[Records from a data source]
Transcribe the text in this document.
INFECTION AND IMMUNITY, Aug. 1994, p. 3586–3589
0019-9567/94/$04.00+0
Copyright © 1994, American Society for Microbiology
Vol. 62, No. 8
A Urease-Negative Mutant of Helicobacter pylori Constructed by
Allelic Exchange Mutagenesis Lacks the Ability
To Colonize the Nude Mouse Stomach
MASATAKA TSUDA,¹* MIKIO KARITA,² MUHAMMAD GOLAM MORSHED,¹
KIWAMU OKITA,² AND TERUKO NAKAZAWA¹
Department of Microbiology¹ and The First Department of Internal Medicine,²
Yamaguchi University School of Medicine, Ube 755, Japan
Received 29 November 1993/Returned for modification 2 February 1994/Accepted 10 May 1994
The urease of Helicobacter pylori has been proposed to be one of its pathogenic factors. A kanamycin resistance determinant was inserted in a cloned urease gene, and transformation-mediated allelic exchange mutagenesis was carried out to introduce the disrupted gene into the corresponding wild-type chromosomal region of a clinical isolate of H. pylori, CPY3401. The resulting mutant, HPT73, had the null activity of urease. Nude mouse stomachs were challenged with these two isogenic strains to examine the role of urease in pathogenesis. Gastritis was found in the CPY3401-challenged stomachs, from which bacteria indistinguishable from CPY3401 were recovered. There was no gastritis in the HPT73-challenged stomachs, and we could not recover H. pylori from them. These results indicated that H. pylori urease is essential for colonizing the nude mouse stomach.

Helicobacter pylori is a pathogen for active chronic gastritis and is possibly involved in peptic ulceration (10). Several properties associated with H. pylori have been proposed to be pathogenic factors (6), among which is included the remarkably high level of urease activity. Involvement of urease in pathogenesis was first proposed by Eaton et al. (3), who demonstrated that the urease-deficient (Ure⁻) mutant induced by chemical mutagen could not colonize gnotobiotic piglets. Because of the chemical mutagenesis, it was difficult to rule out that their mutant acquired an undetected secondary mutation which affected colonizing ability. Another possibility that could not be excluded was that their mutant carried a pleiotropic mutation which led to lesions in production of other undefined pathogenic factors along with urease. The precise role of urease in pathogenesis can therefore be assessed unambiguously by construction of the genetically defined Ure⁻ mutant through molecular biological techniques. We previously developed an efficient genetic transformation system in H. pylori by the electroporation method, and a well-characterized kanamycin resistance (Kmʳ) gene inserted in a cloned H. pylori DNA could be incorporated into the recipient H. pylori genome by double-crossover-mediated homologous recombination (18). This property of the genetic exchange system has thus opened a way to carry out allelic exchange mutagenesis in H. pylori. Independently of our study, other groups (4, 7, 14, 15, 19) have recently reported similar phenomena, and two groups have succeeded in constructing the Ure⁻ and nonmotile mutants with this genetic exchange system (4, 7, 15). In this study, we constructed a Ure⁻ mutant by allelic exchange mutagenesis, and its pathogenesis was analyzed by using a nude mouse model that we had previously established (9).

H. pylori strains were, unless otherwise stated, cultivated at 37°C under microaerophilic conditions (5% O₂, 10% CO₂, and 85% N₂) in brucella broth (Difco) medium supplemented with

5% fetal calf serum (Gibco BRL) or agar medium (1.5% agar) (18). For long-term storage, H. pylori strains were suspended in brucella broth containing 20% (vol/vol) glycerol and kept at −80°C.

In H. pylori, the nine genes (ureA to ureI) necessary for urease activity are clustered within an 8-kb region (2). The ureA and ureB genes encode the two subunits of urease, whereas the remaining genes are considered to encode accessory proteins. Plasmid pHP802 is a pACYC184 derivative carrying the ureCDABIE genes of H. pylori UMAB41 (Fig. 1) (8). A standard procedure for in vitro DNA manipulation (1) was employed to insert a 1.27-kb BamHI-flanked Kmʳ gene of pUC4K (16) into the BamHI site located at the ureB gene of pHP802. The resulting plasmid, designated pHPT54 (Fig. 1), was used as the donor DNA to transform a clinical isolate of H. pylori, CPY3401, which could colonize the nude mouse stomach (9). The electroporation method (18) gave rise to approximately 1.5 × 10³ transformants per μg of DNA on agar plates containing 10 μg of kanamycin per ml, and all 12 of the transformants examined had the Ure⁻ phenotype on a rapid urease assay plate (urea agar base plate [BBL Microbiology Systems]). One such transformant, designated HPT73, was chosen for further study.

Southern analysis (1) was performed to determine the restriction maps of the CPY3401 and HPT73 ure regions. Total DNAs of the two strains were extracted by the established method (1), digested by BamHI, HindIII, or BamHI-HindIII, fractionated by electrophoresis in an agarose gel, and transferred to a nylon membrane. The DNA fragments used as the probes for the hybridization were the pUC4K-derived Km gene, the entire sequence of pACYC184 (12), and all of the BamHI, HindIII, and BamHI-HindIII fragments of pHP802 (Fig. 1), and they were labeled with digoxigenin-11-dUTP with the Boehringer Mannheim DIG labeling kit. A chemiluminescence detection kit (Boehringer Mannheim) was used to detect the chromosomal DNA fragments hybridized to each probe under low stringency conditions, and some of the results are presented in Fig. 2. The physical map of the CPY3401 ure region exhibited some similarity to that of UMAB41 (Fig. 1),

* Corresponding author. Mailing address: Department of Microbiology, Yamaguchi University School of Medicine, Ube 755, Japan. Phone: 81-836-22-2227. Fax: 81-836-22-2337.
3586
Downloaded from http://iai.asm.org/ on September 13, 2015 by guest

...

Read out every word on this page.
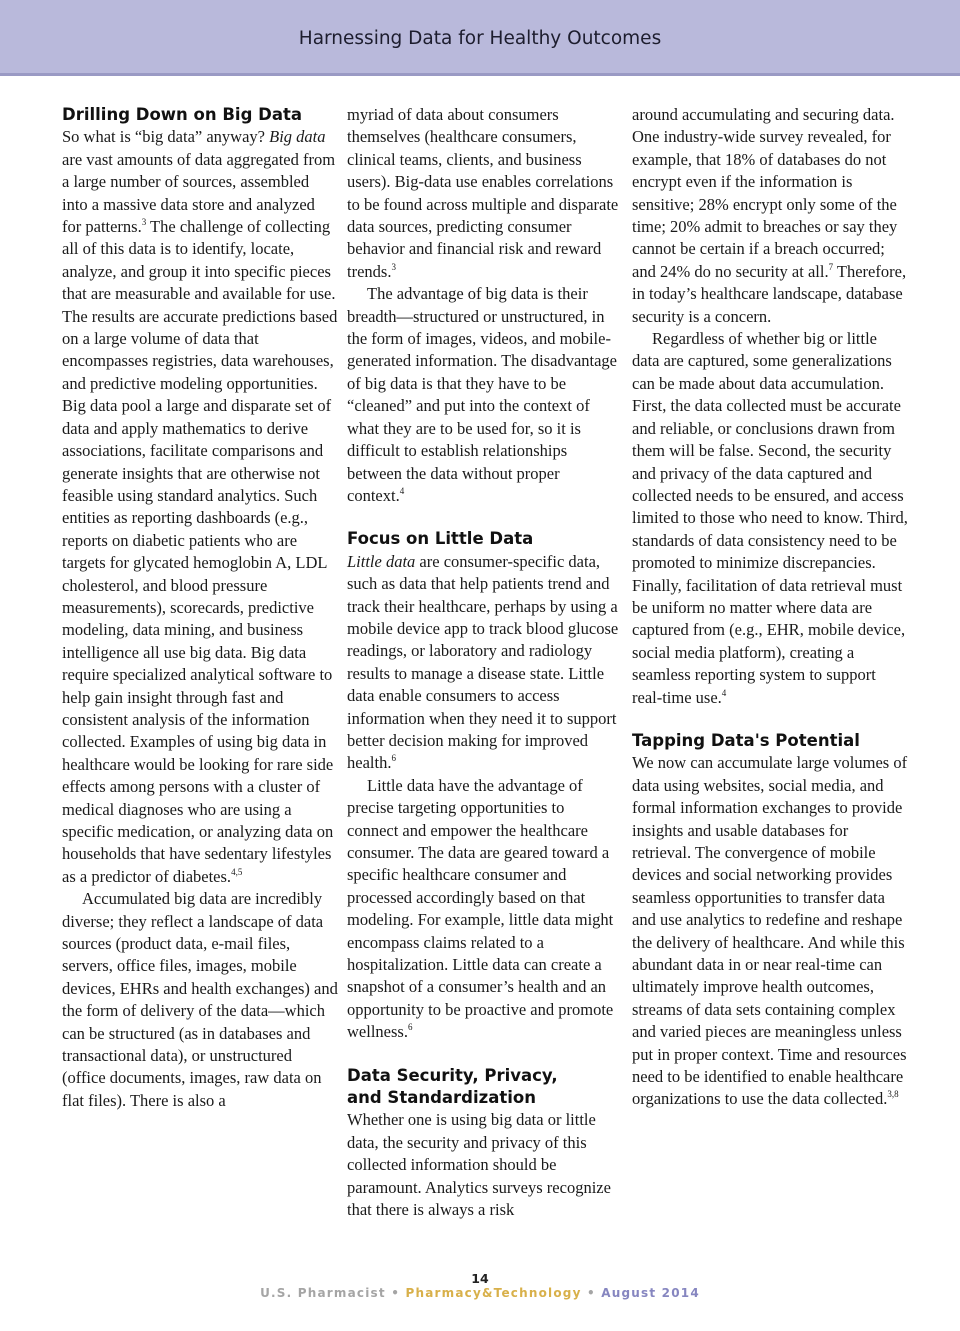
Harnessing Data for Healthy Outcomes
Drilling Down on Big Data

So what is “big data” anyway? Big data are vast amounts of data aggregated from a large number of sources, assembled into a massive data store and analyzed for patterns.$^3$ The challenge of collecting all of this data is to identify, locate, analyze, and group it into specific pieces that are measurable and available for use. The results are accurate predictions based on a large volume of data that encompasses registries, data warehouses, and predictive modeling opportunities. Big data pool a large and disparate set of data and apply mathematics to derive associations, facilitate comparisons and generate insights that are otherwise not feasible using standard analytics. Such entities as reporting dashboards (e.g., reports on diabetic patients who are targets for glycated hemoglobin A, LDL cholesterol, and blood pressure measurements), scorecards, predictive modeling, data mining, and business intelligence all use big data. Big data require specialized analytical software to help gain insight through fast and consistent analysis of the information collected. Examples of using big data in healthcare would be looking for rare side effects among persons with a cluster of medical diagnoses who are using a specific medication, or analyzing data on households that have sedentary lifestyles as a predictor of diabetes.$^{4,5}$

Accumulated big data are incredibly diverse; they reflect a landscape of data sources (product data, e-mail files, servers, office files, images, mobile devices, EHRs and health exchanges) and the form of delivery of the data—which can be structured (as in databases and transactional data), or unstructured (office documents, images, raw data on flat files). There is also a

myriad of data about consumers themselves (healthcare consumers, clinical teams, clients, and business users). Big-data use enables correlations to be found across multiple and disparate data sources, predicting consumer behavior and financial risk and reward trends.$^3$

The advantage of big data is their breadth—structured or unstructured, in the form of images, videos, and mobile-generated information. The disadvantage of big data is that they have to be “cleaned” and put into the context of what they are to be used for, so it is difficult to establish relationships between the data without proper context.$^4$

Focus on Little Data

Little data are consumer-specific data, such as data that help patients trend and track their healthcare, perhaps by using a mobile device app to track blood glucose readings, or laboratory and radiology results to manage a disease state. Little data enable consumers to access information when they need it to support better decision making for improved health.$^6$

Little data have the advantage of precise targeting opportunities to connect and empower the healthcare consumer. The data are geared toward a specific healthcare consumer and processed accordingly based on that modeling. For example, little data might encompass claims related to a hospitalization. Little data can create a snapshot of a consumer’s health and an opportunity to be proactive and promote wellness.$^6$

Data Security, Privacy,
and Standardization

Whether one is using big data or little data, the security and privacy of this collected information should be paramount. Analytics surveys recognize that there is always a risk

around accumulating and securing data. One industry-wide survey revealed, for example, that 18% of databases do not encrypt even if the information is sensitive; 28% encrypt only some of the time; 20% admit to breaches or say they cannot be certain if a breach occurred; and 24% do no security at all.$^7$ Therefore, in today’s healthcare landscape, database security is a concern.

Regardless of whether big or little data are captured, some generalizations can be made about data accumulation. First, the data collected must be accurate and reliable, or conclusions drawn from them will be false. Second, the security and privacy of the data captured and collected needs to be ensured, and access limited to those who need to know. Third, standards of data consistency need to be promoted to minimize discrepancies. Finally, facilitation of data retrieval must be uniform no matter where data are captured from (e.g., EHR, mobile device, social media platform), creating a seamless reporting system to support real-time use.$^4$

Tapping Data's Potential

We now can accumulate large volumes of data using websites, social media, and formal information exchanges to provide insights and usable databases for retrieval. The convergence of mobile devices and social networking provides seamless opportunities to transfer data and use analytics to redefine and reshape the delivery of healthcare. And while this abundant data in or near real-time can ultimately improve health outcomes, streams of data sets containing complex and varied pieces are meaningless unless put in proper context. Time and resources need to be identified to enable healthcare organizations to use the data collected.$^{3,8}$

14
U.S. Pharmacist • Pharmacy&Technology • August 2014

* What to do
In the entries above, find each line with the word "about" and copy it.

* Completed task
myriad of data about consumers themselves (healthcare consumers, clinical teams, clients, and business users). Big-data use enables correlations to be found across multiple and disparate data sources, predicting consumer behavior and financial risk and reward trends.$^3$
Regardless of whether big or little data are captured, some generalizations can be made about data accumulation. First, the data collected must be accurate and reliable, or conclusions drawn from them will be false. Second, the security and privacy of the data captured and collected needs to be ensured, and access limited to those who need to know. Third, standards of data consistency need to be promoted to minimize discrepancies. Finally, facilitation of data retrieval must be uniform no matter where data are captured from (e.g., EHR, mobile device, social media platform), creating a seamless reporting system to support real-time use.$^4$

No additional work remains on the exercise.